### Complete the following
• A. Translate this sentence from the CO₂ imaging project description into French: "Quasi-static (“timelapse”) CT imaging will be used to characterize dynamic interfacial properties of CO₂ and brine flow experiments in rocks."
• B. Copy out part of the CO₂ imaging project description, substituting "dissolution rates" for "solubility kinetics". Begin at the words "Industry partner: Pål-Eric"; stop after "CO₂ sequestration operations.".

### Passage provided
_____

Project leader: Anna Herring (Dept. Applied Maths, RSPhys, ANU)
Industry partner: Pål-Eric Øren, Petricore
Fig. 1: (Zoom window on top) CO₂ contact angles, interface pinning/movement → rock wettability and energy dissipation Δt = ms - sec;
(middle) Brine-CO₂ interfacial areas and ganglia volumes → solubility kinetics Δt = hours - days;
(bottom) Ganglia Curvature → Ostwald Ripening Δt = weeks - months.
Objective:
  1. Predict transport and ultimate long-term fate of CO₂ injected during geologic CO₂ sequestration operations.
  2. Quasi-static (“timelapse”) CT imaging will be used to characterize dynamic interfacial properties of CO₂ and brine flow experiments in rocks.
  3. Microscale characteristics (interfacial area, ganglia volumes, contact angle, curvature of interfaces) dictate flow and mass transfer processes on large spatial and temporal scales.
Alignment within M3D Innovation:
  1. Develop workflow for quasi-static/timelapse CT imaging over wide range of time scales.
  2. Implement new image processing algorithms (contact angles/wettability characterization; dynamic imaging artifacts).
  3. Application for both higher-speed synchrotron imaging and lower-speed CTLab imaging.
Approach:
  1. Design supercritical-condition experiments to target specific dynamic processes: wettability controls on CO₂ interface movements; solubility kinetics as a function of changing pressure, temperature, salinity, interfacial area; Ostwald ripening (monitored via curvature evolution) under “equilibrium” conditions.

_____

### Data records
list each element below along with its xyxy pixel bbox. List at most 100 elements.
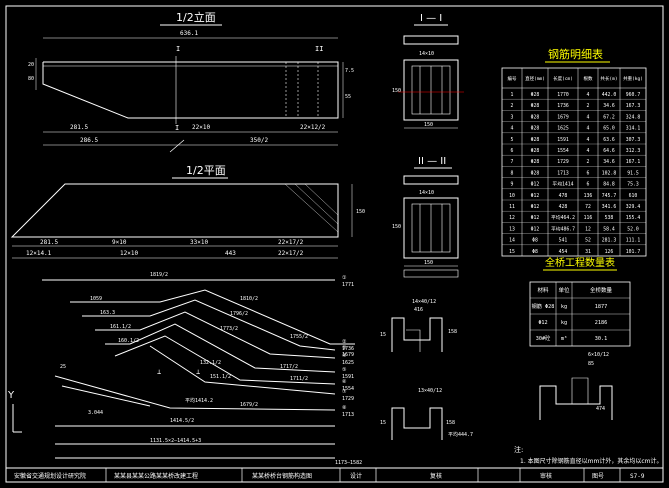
y-axis-label: Y bbox=[7, 390, 15, 401]
elevation-outline bbox=[42, 61, 339, 119]
rebar-table-cell: Φ28 bbox=[531, 137, 540, 143]
rebar-table-cell: 136 bbox=[584, 193, 593, 199]
rebar-table-cell: 12 bbox=[509, 215, 515, 221]
rebar-table-cell: 1713 bbox=[557, 170, 569, 176]
stirrup-c-label-2: 474 bbox=[596, 406, 605, 412]
rebar-table-cell: 13 bbox=[509, 226, 515, 232]
quantity-table-title: 全桥工程数量表 bbox=[545, 256, 615, 269]
title-block bbox=[105, 468, 621, 482]
plan-title: 1/2平面 bbox=[186, 164, 226, 177]
quantity-table-cell: 30.1 bbox=[595, 336, 608, 342]
rebar-table-cell: 1 bbox=[511, 92, 514, 98]
quantity-table-header: 材料 bbox=[537, 286, 549, 294]
rebar-left-val-2: 25 bbox=[60, 364, 66, 370]
quantity-table-cell: 钢筋 Φ28 bbox=[532, 302, 555, 310]
plan-dim-a: 281.5 bbox=[40, 239, 58, 246]
rebar-number-value: 1679 bbox=[342, 352, 354, 358]
rebar-table-cell: Φ12 bbox=[531, 193, 540, 199]
notes-label: 注: bbox=[514, 445, 523, 454]
rebar-table-cell: Φ28 bbox=[531, 114, 540, 120]
quantity-table-header: 单位 bbox=[558, 286, 570, 294]
rebar-table-cell: 428 bbox=[559, 204, 568, 210]
rebar-bottom-label-2: 平均1414.2 bbox=[185, 397, 213, 404]
rebar-table-cell: Φ28 bbox=[531, 159, 540, 165]
rebar-table-cell: 72 bbox=[585, 204, 591, 210]
rebar-left-val-1: 3.044 bbox=[88, 410, 103, 416]
rebar-diag-3: 161.1/2 bbox=[110, 324, 131, 330]
rebar-table-cell: 34.6 bbox=[603, 103, 615, 109]
rebar-table-cell: 307.3 bbox=[626, 137, 641, 143]
rebar-label-7: 1711/2 bbox=[290, 376, 308, 382]
rebar-3 bbox=[82, 299, 336, 351]
rebar-table-cell: 4 bbox=[587, 126, 590, 132]
plan-dim-f: 12×10 bbox=[120, 250, 138, 257]
quantity-table-cell: 30#砼 bbox=[536, 334, 551, 342]
title-design: 设计 bbox=[350, 472, 362, 480]
rebar-number-value: 1713 bbox=[342, 412, 354, 418]
arrow-mark-1: ⊥ bbox=[157, 368, 161, 376]
plan-hatch-3 bbox=[284, 183, 339, 233]
rebar-table-cell: 52.0 bbox=[627, 226, 639, 232]
rebar-table-cell: 1729 bbox=[557, 159, 569, 165]
stirrup-b-label-1: 13×40/12 bbox=[418, 388, 442, 394]
plan-dim-g: 443 bbox=[225, 250, 236, 257]
rebar-table-cell: 84.8 bbox=[603, 182, 615, 188]
rebar-table-cell: 58.4 bbox=[603, 226, 615, 232]
rebar-table-cell: 5 bbox=[511, 137, 514, 143]
rebar-number-value: 1625 bbox=[342, 360, 354, 366]
elevation-dim-d: 286.5 bbox=[80, 137, 98, 144]
stirrup-b-label-4: 15 bbox=[380, 420, 386, 426]
rebar-table-cell: 15 bbox=[509, 249, 515, 255]
quantity-table-header: 全桥数量 bbox=[590, 286, 613, 294]
title-approve: 审核 bbox=[540, 472, 552, 480]
stirrup-c-inner bbox=[571, 377, 589, 404]
rebar-number-value: 1554 bbox=[342, 386, 354, 392]
rebar-table-header: 共重(kg) bbox=[623, 75, 643, 82]
rebar-number-mark: ⑥ bbox=[342, 379, 347, 385]
rebar-table-cell: 6 bbox=[587, 170, 590, 176]
quantity-table-cell: 1877 bbox=[595, 304, 608, 310]
rebar-number-value: 1729 bbox=[342, 396, 354, 402]
quantity-table-cell: 2186 bbox=[595, 320, 608, 326]
rebar-table-cell: 平均1414 bbox=[552, 181, 573, 188]
rebar-table-cell: 75.3 bbox=[627, 182, 639, 188]
rebar-table-cell: 67.2 bbox=[603, 114, 615, 120]
rebar-number-value: 1771 bbox=[342, 282, 354, 288]
rebar-table-cell: 102.8 bbox=[602, 170, 617, 176]
rebar-table-cell: 610 bbox=[629, 193, 638, 199]
elevation-dim-a: 281.5 bbox=[70, 124, 88, 131]
stirrup-b-label-2: 平均444.7 bbox=[448, 431, 473, 438]
rebar-table-title: 钢筋明细表 bbox=[548, 47, 603, 61]
section-mark-II-top: II bbox=[315, 45, 323, 53]
rebar-table-cell: 1625 bbox=[557, 126, 569, 132]
rebar-table-cell: 4 bbox=[587, 92, 590, 98]
rebar-7 bbox=[149, 345, 336, 395]
sheet-frame bbox=[5, 5, 664, 483]
rebar-table-cell: 8 bbox=[511, 170, 514, 176]
break-mark bbox=[169, 139, 185, 153]
plan-hatch-2 bbox=[294, 183, 339, 225]
rebar-table-cell: 91.5 bbox=[627, 170, 639, 176]
rebar-2 bbox=[70, 289, 355, 345]
rebar-table-cell: 1679 bbox=[557, 114, 569, 120]
rebar-table-cell: 64.6 bbox=[603, 148, 615, 154]
rebar-number-mark: ⑤ bbox=[342, 367, 347, 373]
elevation-right-h1: 7.5 bbox=[345, 68, 354, 74]
title-company: 安徽省交通规划设计研究院 bbox=[14, 472, 86, 480]
rebar-table-cell: 65.0 bbox=[603, 126, 615, 132]
rebar-table-cell: 6 bbox=[587, 182, 590, 188]
rebar-table-cell: 960.7 bbox=[626, 92, 641, 98]
rebar-table-cell: 538 bbox=[605, 215, 614, 221]
rebar-table-cell: Φ8 bbox=[532, 249, 538, 255]
section-2-top-slab bbox=[403, 175, 459, 185]
rebar-table-cell: 111.1 bbox=[626, 238, 641, 244]
rebar-label-8: 1679/2 bbox=[240, 402, 258, 408]
stirrup-c-label-1: 6×10/12 bbox=[588, 352, 609, 358]
rebar-table-cell: 3 bbox=[511, 114, 514, 120]
rebar-label-2: 1810/2 bbox=[240, 296, 258, 302]
rebar-table-cell: Φ12 bbox=[531, 204, 540, 210]
rebar-detail-group bbox=[42, 279, 355, 459]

_____

### List of solutions
• A. L'imagerie CT quasi statique (« timelapse ») sera utilisée pour caractériser les propriétés interfaciales dynamiques du CO₂ et de la saumure lors d'expériences d'écoulement dans des roches.

• B.
Industry partner: Pål-Eric Øren, Petricore
Fig. 1: (Zoom window on top) CO₂ contact angles, interface pinning/movement → rock wettability and energy dissipation Δt = ms - sec;
(middle) Brine-CO₂ interfacial areas and ganglia volumes → dissolution rates Δt = hours - days;
(bottom) Ganglia Curvature → Ostwald Ripening Δt = weeks - months.
Objective:
  1. Predict transport and ultimate long-term fate of CO₂ injected during geologic CO₂ sequestration operations.